━━━━━ Bereitgestellter Text
Verführerisch waren auch die wirtschaftlichen Aspekte. Die Fichte liefert spätestens nach 100 Jahren gutes Holz. Die Buche braucht etwa 140 bis 160 Jahre. Einer Eiche jedoch muß der Waldbauer mindestens 200 Jahre Zeit geben, um das begehrte Starkholz zu liefern. Soll dieser Baum, gemessen allein an kurzfristigen Gewinnerwartungen, eine Chance haben, muß der Preis für Eichenholz das Vielfache von Fichtenholz ausmachen – was zumindest heutzutage nicht der Fall ist.
━━━━━━━━━━
Schriftliche Anfrage A: Gib den Abschnitt aus dem Text über Holzwirtschaft von „Verführerisch waren auch“ bis „der Fall ist.“ wortgetreu wieder.
Der Text und die Datensätze haben nichts miteinander zu tun.
━━━━━ Extrahierte Datensätze
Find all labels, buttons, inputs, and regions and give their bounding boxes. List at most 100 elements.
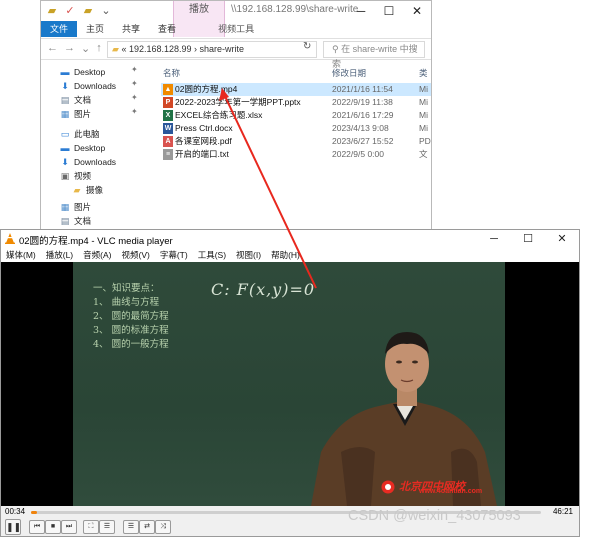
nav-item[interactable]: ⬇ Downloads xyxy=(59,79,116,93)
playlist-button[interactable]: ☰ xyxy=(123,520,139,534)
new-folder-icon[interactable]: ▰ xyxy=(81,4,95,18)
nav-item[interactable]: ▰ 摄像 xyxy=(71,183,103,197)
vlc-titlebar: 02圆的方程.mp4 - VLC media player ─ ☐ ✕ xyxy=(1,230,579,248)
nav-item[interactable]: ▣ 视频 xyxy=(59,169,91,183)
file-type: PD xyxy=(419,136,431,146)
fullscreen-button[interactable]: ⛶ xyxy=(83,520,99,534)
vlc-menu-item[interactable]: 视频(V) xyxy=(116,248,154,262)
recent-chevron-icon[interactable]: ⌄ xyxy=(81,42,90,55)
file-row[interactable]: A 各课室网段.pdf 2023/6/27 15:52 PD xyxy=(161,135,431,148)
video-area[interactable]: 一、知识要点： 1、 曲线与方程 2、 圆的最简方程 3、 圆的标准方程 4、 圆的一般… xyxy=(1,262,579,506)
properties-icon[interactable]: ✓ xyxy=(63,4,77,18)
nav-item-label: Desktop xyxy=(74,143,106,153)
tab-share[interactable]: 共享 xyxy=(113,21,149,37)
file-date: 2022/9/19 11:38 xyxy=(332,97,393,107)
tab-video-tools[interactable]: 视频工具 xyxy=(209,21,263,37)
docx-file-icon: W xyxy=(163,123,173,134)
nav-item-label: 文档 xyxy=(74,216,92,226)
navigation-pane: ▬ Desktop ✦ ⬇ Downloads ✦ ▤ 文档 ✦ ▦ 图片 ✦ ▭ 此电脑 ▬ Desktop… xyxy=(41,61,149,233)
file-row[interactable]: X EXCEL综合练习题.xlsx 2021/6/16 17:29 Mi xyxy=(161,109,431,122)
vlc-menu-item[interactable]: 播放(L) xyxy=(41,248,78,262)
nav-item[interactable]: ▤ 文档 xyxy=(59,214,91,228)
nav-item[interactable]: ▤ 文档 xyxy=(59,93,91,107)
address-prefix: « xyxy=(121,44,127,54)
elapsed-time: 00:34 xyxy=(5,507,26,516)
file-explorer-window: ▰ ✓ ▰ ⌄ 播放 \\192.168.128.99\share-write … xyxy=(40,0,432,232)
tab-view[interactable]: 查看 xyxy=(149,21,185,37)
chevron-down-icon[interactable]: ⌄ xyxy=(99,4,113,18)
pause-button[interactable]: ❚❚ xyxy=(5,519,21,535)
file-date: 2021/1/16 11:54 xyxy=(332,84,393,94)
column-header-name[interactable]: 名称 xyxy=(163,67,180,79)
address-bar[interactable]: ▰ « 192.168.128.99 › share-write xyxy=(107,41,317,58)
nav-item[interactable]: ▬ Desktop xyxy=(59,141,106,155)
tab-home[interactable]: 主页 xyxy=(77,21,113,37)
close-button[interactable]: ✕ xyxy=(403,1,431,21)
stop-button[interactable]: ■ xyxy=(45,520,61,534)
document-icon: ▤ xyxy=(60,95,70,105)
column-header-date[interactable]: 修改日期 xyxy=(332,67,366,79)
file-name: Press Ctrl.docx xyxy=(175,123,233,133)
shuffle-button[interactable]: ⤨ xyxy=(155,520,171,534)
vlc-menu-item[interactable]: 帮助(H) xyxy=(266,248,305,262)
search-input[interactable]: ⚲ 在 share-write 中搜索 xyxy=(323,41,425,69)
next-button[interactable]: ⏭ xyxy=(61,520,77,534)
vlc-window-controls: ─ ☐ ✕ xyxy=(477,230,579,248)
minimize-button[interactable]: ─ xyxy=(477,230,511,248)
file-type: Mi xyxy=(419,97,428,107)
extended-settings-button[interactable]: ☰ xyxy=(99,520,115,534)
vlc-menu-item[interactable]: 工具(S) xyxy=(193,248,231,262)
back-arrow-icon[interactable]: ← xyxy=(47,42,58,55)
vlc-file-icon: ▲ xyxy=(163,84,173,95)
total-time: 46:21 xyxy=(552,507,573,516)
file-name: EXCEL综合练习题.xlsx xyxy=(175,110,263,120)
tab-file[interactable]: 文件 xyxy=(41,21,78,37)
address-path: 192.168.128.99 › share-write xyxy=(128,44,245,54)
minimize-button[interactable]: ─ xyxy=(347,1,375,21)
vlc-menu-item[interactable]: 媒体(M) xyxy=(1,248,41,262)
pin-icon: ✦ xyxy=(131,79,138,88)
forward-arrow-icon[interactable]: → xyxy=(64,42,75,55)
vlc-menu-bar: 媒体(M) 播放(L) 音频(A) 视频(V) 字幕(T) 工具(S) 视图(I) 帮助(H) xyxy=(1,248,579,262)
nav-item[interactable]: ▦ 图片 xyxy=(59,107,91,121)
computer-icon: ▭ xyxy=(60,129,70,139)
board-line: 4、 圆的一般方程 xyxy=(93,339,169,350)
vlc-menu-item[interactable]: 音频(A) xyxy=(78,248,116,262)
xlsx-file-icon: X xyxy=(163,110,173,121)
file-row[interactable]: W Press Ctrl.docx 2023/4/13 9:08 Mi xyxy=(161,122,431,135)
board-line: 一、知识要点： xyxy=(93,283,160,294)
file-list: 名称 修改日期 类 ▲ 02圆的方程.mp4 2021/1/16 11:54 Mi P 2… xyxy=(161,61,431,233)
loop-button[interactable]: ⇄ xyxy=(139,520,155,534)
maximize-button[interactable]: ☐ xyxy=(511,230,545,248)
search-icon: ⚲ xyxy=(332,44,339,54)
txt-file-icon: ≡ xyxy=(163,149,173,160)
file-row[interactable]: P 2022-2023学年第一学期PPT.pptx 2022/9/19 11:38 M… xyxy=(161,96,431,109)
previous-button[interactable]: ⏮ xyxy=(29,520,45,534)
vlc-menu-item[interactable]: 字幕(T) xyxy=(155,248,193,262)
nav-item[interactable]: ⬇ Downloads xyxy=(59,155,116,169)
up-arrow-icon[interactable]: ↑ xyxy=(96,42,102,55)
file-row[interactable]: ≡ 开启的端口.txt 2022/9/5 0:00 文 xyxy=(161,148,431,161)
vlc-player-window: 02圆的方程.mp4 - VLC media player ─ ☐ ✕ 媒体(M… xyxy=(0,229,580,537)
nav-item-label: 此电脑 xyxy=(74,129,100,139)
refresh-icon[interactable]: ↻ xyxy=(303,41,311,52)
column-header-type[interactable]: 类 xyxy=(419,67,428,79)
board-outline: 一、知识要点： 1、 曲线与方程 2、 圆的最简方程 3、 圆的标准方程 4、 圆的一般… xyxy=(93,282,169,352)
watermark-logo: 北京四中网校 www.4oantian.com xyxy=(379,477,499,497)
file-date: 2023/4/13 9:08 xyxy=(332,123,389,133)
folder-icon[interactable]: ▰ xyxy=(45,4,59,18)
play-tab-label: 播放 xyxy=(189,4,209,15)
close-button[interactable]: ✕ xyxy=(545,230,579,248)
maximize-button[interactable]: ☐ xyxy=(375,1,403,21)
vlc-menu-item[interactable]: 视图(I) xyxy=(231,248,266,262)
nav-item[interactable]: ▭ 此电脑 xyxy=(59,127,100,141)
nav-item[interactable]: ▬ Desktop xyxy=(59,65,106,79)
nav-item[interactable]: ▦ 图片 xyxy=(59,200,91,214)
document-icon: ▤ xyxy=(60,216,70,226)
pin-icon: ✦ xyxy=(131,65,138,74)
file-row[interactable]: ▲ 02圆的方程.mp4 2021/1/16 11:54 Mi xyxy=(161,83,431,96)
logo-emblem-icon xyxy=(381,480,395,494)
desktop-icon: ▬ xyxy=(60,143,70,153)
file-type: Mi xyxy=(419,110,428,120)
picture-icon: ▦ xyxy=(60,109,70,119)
━━━━━━━━━━
Schriftliche Anfrage B: Schreibe aus den Datensätzen die Zeilen von der Zeile mit „nav-item[interactable]: ⬇ Downloads xyxy=(59,79,116,93)“ bis zur Zeile mit „vlc-menu-item[interactable]: 视频(V) xyxy=(116,248,154,262)“ einschließlich beider Zeilen unverändert ab.

Vollständige Antwort A:
Verführerisch waren auch die wirtschaftlichen Aspekte. Die Fichte liefert spätestens nach 100 Jahren gutes Holz. Die Buche braucht etwa 140 bis 160 Jahre. Einer Eiche jedoch muß der Waldbauer mindestens 200 Jahre Zeit geben, um das begehrte Starkholz zu liefern. Soll dieser Baum, gemessen allein an kurzfristigen Gewinnerwartungen, eine Chance haben, muß der Preis für Eichenholz das Vielfache von Fichtenholz ausmachen – was zumindest heutzutage nicht der Fall ist.

Vollständige Antwort B:
nav-item[interactable]: ⬇ Downloads xyxy=(59,79,116,93)
playlist-button[interactable]: ☰ xyxy=(123,520,139,534)
new-folder-icon[interactable]: ▰ xyxy=(81,4,95,18)
nav-item[interactable]: ▰ 摄像 xyxy=(71,183,103,197)
vlc-titlebar: 02圆的方程.mp4 - VLC media player ─ ☐ ✕ xyxy=(1,230,579,248)
nav-item[interactable]: ▣ 视频 xyxy=(59,169,91,183)
file-type: PD xyxy=(419,136,431,146)
fullscreen-button[interactable]: ⛶ xyxy=(83,520,99,534)
vlc-menu-item[interactable]: 视频(V) xyxy=(116,248,154,262)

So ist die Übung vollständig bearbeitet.